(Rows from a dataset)
— Begin —
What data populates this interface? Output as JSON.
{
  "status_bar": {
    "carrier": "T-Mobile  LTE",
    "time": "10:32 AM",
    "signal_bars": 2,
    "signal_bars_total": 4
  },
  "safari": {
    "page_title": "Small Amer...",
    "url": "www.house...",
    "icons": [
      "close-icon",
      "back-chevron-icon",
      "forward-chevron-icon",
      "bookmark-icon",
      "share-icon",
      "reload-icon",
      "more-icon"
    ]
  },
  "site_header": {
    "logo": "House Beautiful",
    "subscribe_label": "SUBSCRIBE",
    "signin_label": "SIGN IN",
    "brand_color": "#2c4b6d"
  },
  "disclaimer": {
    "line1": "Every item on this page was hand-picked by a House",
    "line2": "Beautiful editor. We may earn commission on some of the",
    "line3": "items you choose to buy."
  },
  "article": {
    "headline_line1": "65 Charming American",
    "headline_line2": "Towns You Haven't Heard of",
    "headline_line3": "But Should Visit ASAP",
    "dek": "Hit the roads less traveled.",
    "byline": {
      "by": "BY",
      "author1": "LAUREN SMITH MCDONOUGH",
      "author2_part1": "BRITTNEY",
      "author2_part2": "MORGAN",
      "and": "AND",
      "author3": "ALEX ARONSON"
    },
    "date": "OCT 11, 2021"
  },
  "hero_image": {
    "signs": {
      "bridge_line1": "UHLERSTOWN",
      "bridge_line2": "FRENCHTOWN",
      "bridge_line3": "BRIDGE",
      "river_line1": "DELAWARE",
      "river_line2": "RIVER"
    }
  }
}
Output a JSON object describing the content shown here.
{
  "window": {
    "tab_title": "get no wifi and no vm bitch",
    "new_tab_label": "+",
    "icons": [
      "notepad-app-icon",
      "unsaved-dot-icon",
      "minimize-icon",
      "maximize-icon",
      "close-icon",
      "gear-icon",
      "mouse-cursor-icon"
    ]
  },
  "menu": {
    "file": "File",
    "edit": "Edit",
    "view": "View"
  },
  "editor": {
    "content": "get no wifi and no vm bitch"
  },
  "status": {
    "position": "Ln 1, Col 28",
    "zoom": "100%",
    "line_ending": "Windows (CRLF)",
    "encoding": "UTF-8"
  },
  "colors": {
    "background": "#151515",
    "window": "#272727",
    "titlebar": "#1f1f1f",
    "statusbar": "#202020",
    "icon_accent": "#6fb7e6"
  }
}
— End —
**Exercise instructions**
Locate the word "JSON" in the records and collect each line it appears in.

**Solution**
What data populates this interface? Output as JSON.
Output a JSON object describing the content shown here.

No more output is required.